* **Quoted passage**
/---

Just takes the base64 encoded text I copied and pasted into a new file, and turns it into one long base64 encoded string.  Then it writes that new string to a new file.  The next function:

def decode_base64(filename):
    with open(filename, "r") as file_to_decode:
        with open(args.base64_file, "w") as decoded_file:
            base64_decode = file_to_decode.read()
            decoded_file.write(base64_decode.decode('base64', 'strict'))

Takes the output file from the first function, base64 decodes it, then writes it to yet another new file.

Once that’s done, you can run strings against it, load it up into a hex editor, or whatever you want to do with it.  Now I know I could just feed everything through without writing the intermediate output file (from the first function), but I wanted to practice using file handles, and it’s a good way for me to troubleshoot any issues.

Until next week!


Hello reader!

This week I’m changing gears a bit.  This week I’ve been playing around with kicking off other programs using Python.  So I did some reading about the subprocess module.

On a few occasions I’ve had to work with drive images from OS X systems.  And a lot of them have been encrypted with File Vault (which is a good practice).  However most forensic tools can not decrypt FV images, which means we need to find an alternate method of getting the image to a “readable” state.  Enter libfvde….

libfvde (https://github.com/libyal/libfvde) is a set of “library and tools to access FileVault Drive Encryption (FVDE) encrypted volumes,” created by Joachim Metz.  The library currently doesn’t have python bindings, but it is on Joachim’s TODO list.

The critical component with using libfvde is having the File Vault Recovery Key from the system.  Unfortunately you only have the opportunity to record the Recovery Key when you kick off the encryption process.  The key is not recorded anywhere on the system.  The key is six sets of four alphanumeric characters (ex: 35AJ-AC98-TI1H-N4M3-HDUQ-UQFG).

So what happens if you don’t have the recovery key?

That’s what this weeks script is designed to do, brute force the Recovery Key to get the encrypted image mounted with fvdemount (the program that actually mounts the image on to the system).

Now the key to this program is the following code:

def fvde_key():
    chars = string.letters.upper() + string.digits
    pwdSize = 4
    key_attempt = ''.join((random.choice(chars)) for x in range(pwdSize))
    return key_attempt

This is the part of the code that generates the random 4 character string to use in the larger recovery key code.

Then, we need to assemble the entire recovery key from this function, which is done with this line of code:

decryption_key = "-".join([fvde_key(),fvde_key(),fvde_key(),fvde_key(),fvde_key(),fvde_key()])

The rest of the code goes through a loop which generates a decryption key, and then plugs in into a command line program to try and mount the file vault image.  If it is successful, it mounts the image and prints out what the correct recovery key was.  If it fails, it simply tries a new code.

Mind you this code is not optimized for any type of speed or performance….

Until next week!


Hello Reader!

Well we’ve hit week ten, and this will be the third VBR script in this “mini series”.  This time I’ve written a snippet of code that will parse an NTFS VBR.

Again the code overall follows the same basic structure as the FAT VBR’s, but NTFS has some different structure once you get 32 bytes into it…

For example, the total number of sectors in a VBR is an eight byte value, versus a four byte value.  Another difference is at sector offset 48 for eight bytes is the sector address of the $MFT, which is an important system file on an NTFS file system.

The overall idea for this larger program would be able to point it at a disk image (or even a disk if you want) and the program would parse out the master boot record, follow the partition settings to the location of the start of each partition, and then parse the VBR’s of each of those partitions.  I might even stretch it further and if it’s an NTFS file system, locate the $MFT file and parse that out as well.  However for the $MFT I’ll probably just incorporate analyzeMFT as a module and parse the file using that.

\---

* **Task to carry out**
In the blog excerpt above, what format does the File Vault Recovery Key take?

* **Extracted information**

/---

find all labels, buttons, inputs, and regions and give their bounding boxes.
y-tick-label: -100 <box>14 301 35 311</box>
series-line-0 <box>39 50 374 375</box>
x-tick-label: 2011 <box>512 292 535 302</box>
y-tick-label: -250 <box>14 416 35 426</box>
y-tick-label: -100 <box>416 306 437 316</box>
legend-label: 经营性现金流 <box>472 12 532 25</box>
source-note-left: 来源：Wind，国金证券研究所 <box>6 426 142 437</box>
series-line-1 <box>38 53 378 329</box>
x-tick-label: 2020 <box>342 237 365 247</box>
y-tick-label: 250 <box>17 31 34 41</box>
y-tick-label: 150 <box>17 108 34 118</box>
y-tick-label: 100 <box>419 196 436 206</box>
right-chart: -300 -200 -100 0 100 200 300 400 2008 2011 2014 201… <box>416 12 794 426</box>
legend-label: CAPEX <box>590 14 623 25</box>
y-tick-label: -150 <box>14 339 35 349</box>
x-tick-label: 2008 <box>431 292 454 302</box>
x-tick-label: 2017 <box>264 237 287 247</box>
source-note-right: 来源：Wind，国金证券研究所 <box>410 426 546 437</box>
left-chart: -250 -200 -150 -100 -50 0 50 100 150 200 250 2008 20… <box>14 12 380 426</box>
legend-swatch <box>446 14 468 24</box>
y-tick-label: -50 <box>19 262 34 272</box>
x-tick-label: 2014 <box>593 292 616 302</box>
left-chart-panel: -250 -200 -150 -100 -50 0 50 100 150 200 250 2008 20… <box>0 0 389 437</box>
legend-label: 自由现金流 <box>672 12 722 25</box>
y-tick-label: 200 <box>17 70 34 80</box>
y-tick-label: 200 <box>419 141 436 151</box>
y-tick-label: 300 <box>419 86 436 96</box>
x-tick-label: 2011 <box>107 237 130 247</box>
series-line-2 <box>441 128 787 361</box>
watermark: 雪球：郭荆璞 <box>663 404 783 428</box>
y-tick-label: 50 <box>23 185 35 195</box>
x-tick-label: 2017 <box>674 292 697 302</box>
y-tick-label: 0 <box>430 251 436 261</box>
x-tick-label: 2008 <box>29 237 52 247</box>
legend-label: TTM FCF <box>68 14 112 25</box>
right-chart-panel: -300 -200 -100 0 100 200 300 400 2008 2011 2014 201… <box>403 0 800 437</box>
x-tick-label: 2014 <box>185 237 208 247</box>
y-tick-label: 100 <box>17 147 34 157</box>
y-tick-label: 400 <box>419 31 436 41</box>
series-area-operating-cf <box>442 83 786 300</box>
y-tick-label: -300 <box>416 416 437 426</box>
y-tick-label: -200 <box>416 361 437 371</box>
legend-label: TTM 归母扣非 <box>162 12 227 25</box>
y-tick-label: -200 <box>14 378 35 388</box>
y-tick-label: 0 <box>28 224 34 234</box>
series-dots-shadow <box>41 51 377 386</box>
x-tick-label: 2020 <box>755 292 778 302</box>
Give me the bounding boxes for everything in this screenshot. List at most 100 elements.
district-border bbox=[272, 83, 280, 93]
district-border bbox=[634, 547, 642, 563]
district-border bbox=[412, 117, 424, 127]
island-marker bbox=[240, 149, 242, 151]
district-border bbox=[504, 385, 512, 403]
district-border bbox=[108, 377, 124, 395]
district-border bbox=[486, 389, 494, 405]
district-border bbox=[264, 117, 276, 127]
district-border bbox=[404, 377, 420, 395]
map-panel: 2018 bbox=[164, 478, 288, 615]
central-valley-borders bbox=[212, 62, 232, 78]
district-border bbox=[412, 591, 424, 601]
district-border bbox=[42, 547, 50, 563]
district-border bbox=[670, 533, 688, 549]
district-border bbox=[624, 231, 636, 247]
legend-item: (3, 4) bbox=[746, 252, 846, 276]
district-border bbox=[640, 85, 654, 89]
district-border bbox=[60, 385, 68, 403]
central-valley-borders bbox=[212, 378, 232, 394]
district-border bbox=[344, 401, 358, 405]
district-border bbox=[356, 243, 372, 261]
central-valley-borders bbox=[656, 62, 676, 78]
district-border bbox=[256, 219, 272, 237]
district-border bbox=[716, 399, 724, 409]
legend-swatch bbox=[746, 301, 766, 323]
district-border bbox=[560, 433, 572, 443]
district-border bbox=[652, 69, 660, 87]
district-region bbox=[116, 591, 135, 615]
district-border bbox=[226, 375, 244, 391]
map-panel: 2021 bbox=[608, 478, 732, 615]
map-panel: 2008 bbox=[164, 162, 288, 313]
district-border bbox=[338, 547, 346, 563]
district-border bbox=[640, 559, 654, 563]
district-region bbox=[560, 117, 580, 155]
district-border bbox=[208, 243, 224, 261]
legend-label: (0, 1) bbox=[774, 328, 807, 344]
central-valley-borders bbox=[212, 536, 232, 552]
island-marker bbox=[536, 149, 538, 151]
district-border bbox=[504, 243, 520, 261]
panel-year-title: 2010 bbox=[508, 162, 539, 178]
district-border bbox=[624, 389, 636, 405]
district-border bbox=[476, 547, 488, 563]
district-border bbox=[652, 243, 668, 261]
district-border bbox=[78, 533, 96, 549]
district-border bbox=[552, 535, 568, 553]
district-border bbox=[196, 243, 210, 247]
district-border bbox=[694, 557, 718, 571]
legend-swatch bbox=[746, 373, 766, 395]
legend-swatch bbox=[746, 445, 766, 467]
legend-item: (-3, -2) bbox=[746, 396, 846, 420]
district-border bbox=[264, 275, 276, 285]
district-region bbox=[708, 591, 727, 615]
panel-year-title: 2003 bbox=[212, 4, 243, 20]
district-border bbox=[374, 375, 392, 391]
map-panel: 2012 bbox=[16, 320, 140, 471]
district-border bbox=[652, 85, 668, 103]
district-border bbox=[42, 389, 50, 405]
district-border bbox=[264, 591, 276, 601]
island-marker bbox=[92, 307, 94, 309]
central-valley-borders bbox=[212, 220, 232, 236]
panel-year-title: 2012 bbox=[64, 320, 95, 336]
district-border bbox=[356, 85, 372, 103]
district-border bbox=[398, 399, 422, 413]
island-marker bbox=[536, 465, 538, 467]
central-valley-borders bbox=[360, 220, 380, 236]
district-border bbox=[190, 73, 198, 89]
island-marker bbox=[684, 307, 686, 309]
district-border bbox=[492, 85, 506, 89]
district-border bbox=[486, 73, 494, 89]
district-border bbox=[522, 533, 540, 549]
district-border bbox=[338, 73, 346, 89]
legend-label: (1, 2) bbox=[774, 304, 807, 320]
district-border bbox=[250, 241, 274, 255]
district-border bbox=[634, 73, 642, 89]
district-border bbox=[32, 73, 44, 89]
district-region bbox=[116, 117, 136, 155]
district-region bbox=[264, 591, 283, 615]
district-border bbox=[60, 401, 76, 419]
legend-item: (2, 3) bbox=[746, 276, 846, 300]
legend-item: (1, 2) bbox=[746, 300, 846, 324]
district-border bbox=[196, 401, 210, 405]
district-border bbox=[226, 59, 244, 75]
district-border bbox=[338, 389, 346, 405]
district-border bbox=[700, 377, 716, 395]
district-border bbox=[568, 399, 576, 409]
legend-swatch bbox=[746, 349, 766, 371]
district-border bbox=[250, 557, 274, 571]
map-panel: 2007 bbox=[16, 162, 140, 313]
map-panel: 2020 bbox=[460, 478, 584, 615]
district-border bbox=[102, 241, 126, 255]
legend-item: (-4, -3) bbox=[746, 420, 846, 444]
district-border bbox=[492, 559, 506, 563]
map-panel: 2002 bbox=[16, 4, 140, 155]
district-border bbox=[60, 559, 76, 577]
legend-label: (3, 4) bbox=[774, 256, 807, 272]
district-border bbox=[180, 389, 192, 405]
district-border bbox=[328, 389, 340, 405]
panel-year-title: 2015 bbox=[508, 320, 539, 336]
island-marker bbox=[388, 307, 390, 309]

\---

* **Final answer**
Six sets of four alphanumeric characters.